Stored records:
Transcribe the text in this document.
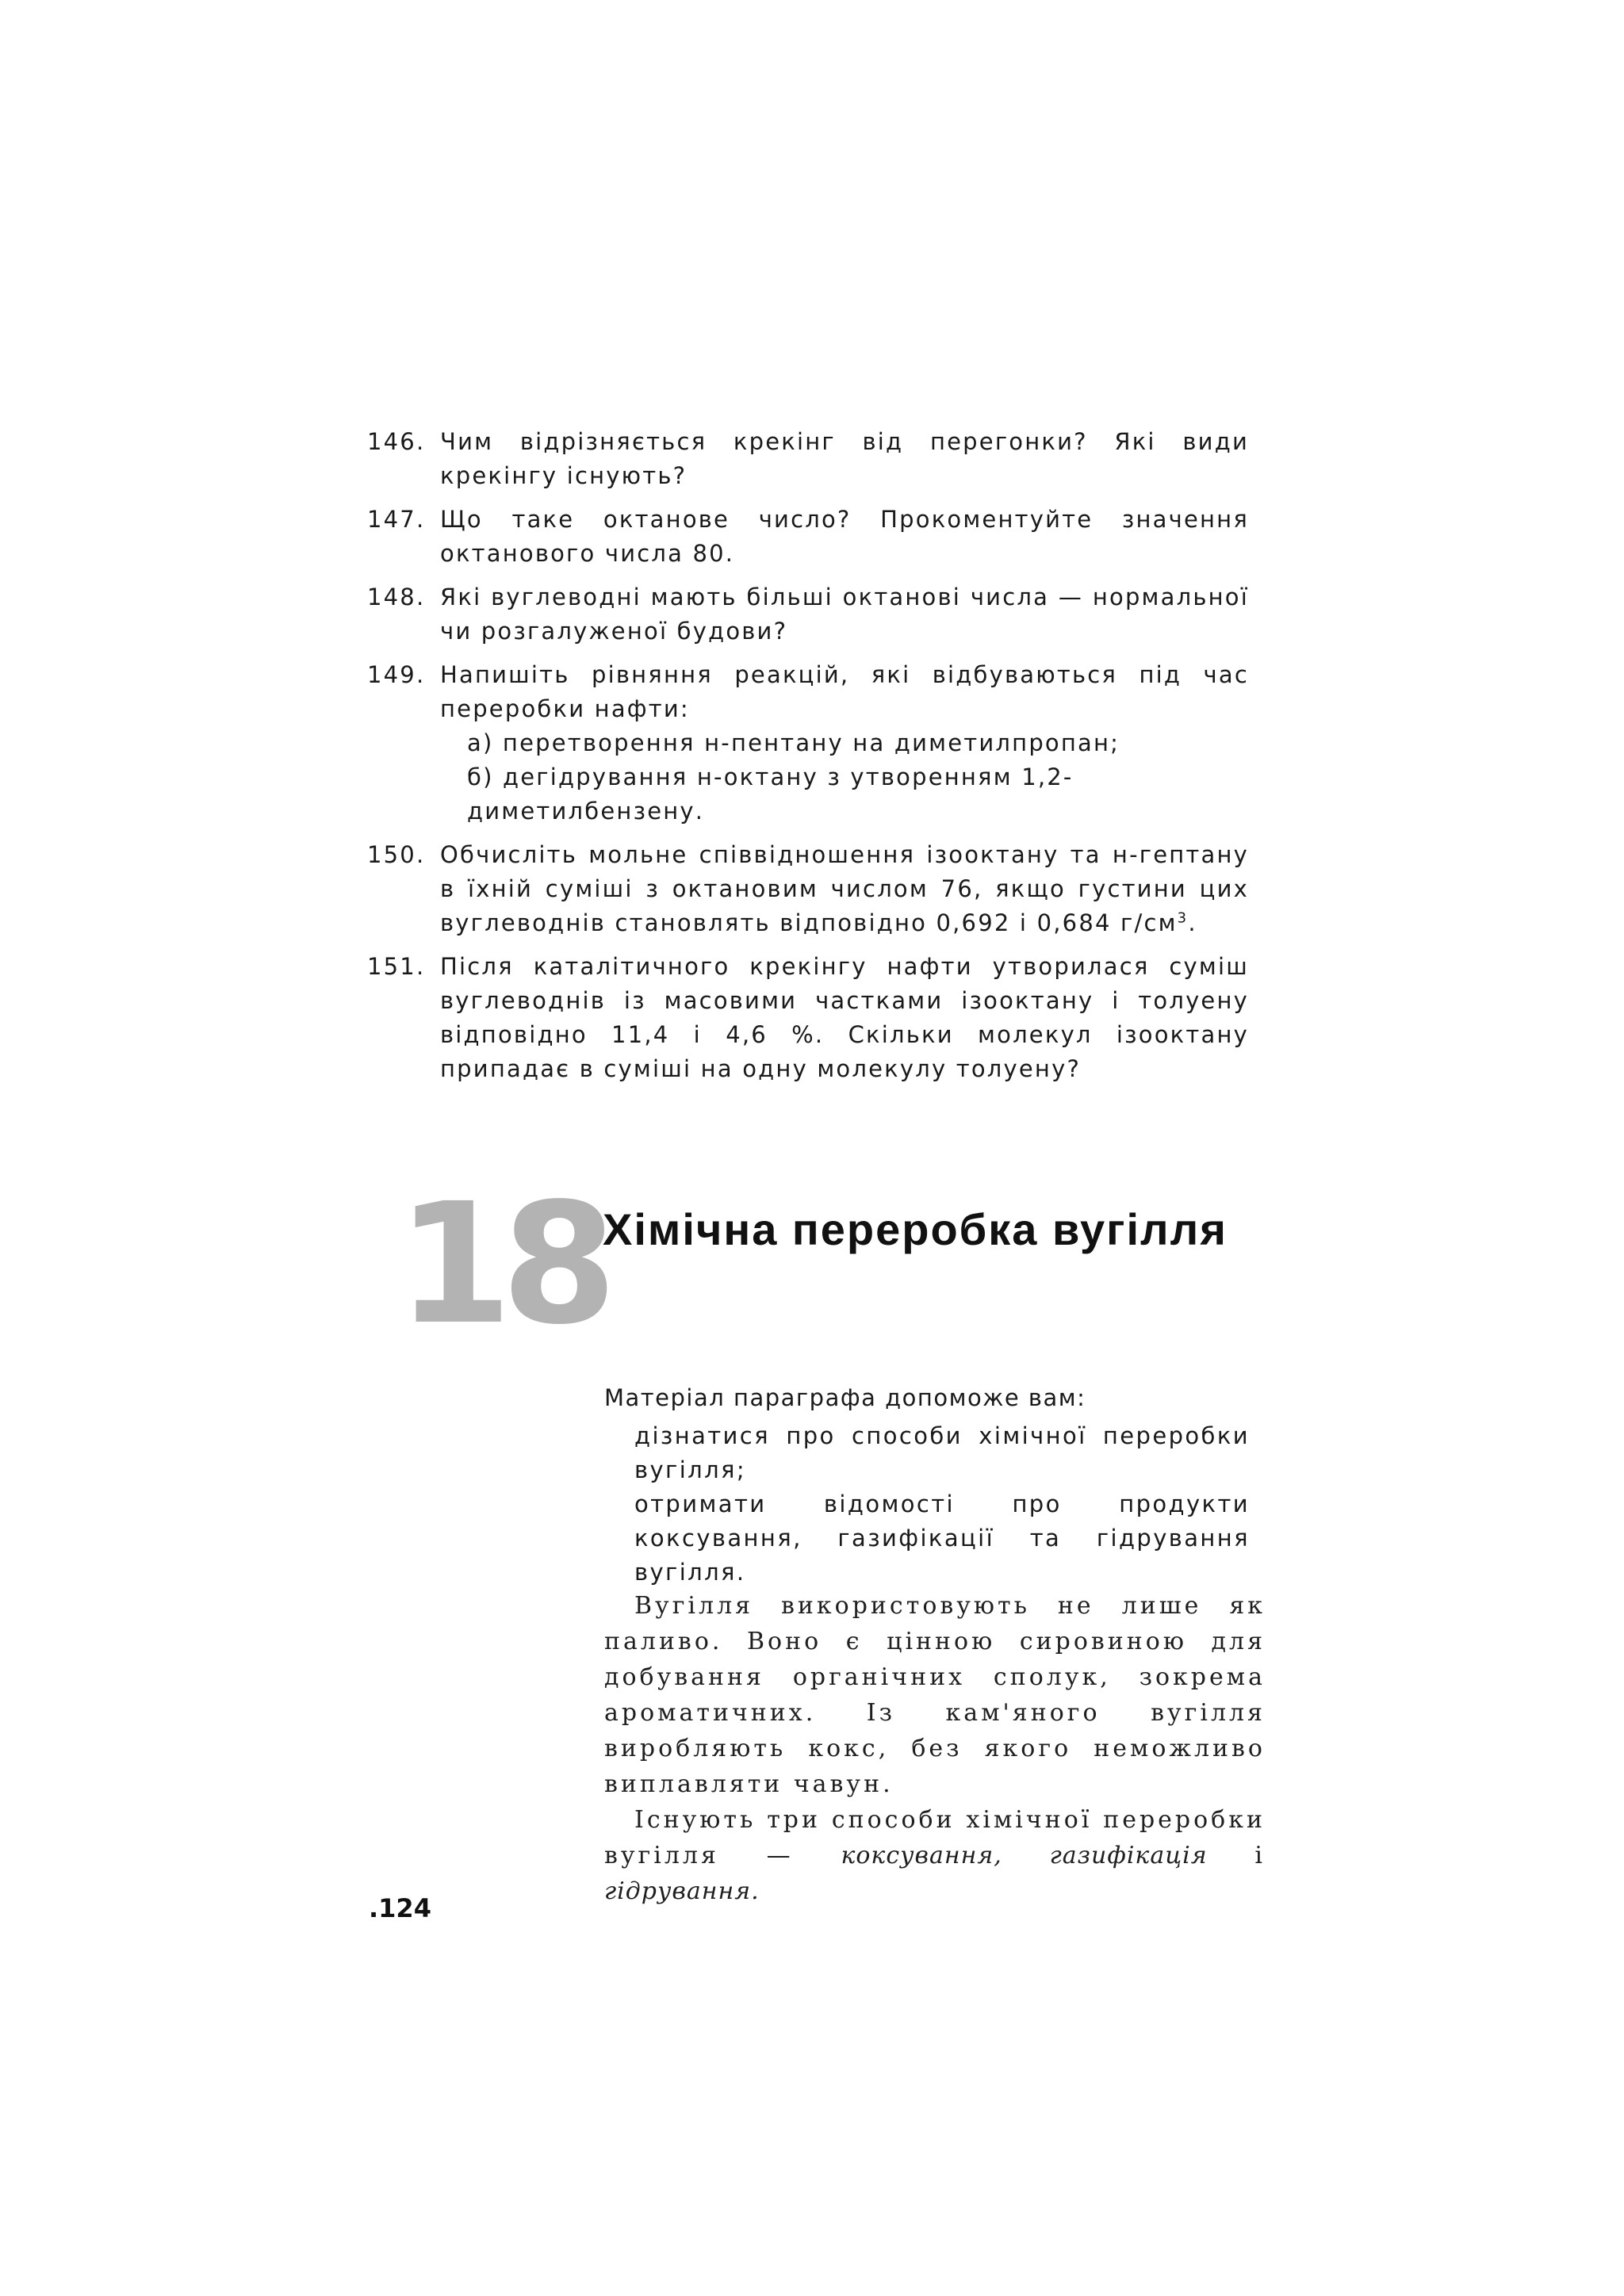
146. Чим відрізняється крекінг від перегонки? Які види крекінгу існують?
147. Що таке октанове число? Прокоментуйте значення октанового числа 80.
148. Які вуглеводні мають більші октанові числа — нормальної чи розгалуженої будови?
149. Напишіть рівняння реакцій, які відбуваються під час переробки нафти:
а) перетворення н-пентану на диметилпропан;
б) дегідрування н-октану з утворенням 1,2-диметилбензену.
150. Обчисліть мольне співвідношення ізооктану та н-гептану в їхній суміші з октановим числом 76, якщо густини цих вуглеводнів становлять відповідно 0,692 і 0,684 $г/см^3$.
151. Після каталітичного крекінгу нафти утворилася суміш вуглеводнів із масовими частками ізооктану і толуену відповідно 11,4 і 4,6 %. Скільки молекул ізооктану припадає в суміші на одну молекулу толуену?
18
Хімічна переробка вугілля
Матеріал параграфа допоможе вам:
дізнатися про способи хімічної переробки вугілля;
отримати відомості про продукти коксування, газифікації та гідрування вугілля.

Вугілля використовують не лише як паливо. Воно є цінною сировиною для добування органічних сполук, зокрема ароматичних. Із кам'яного вугілля виробляють кокс, без якого неможливо виплавляти чавун.

Існують три способи хімічної переробки вугілля — коксування, газифікація і гідрування.

.124
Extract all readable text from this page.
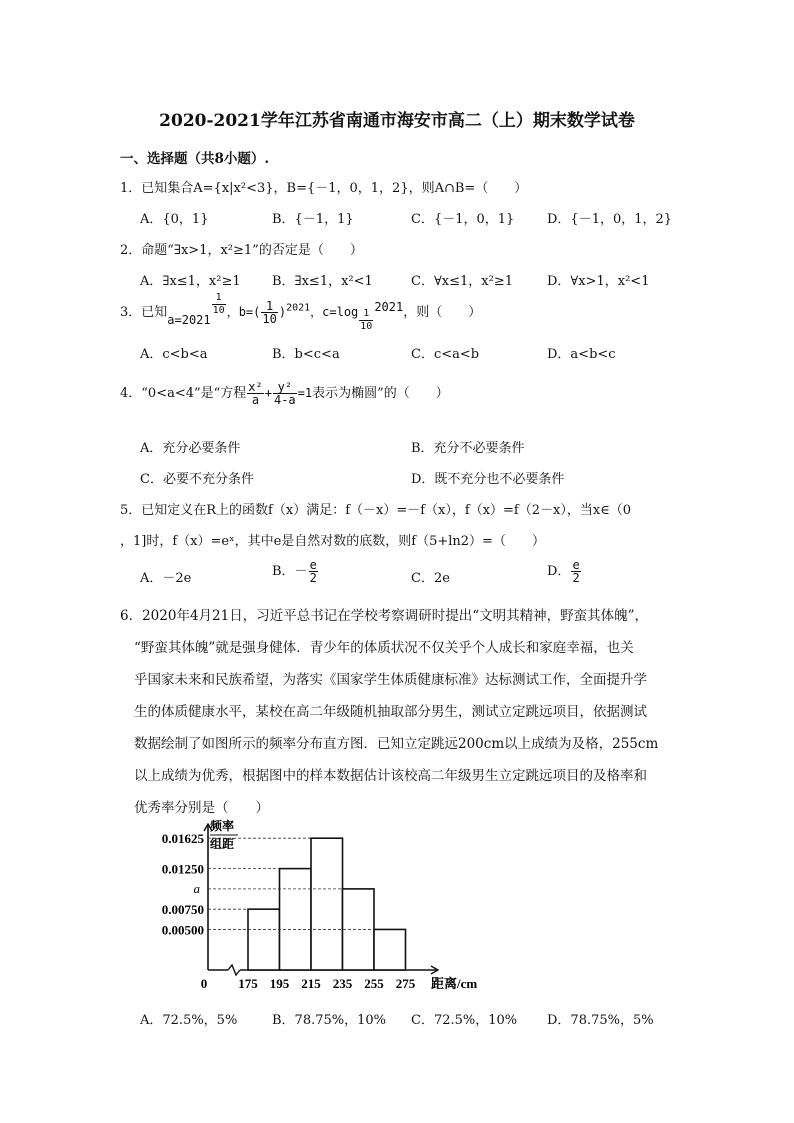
2020-2021学年江苏省南通市海安市高二（上）期末数学试卷
一、选择题（共8小题）.
1．已知集合A={x|x²<3}，B={－1，0，1，2}，则A∩B=（　　）
A．{0，1}	B．{－1，1}	C．{－1，0，1}	D．{－1，0，1，2}
2．命题“∃x>1，x²≥1”的否定是（　　）
A．∃x≤1，x²≥1 B．∃x≤1，x²<1	C．∀x≤1，x²≥1	D．∀x>1，x²<1
3．已知a=2021
$\frac{1}{10}$ ，$b=( \frac{1}{10} )^{2021}$，$c=\log \frac{1}{10}$
2021，则（　　）
A．c<b<a	B．b<c<a	C．c<a<b	D．a<b<c
4．“0<a<4”是“方程 $\frac{\text{x²}}{a} + \frac{\text{y²}}{4-a} =1$表示为椭圆”的（　　）
A．充分必要条件	B．充分不必要条件
C．必要不充分条件	D．既不充分也不必要条件
5．已知定义在R上的函数f（x）满足：f（－x）=－f（x），f（x）=f（2－x），当x∈（0
，1]时，f（x）=eˣ，其中e是自然对数的底数，则f（5+ln2）=（　　）
A．－2e	B．－ $\frac{e}{2}$	C．2e	D． $\frac{e}{2}$
6．2020年4月21日，习近平总书记在学校考察调研时提出“文明其精神，野蛮其体魄”，
“野蛮其体魄”就是强身健体．青少年的体质状况不仅关乎个人成长和家庭幸福，也关
乎国家未来和民族希望，为落实《国家学生体质健康标准》达标测试工作，全面提升学
生的体质健康水平，某校在高二年级随机抽取部分男生，测试立定跳远项目，依据测试
数据绘制了如图所示的频率分布直方图．已知立定跳远200cm以上成绩为及格，255cm
以上成绩为优秀，根据图中的样本数据估计该校高二年级男生立定跳远项目的及格率和
优秀率分别是（　　）
频率
组距
0.01625
0.01250
a
0.00750
0.00500
175 195 215 235 255 275
0	距离/cm
A．72.5%，5%	B．78.75%，10% C．72.5%，10% D．78.75%，5%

TASK DESCRIPTION | In the entries above, locate every line with the word "крекінгу" and copy it.

TASK ANSWER |
146. Чим відрізняється крекінг від перегонки? Які види крекінгу існують?
151. Після каталітичного крекінгу нафти утворилася суміш вуглеводнів із масовими частками ізооктану і толуену відповідно 11,4 і 4,6 %. Скільки молекул ізооктану припадає в суміші на одну молекулу толуену?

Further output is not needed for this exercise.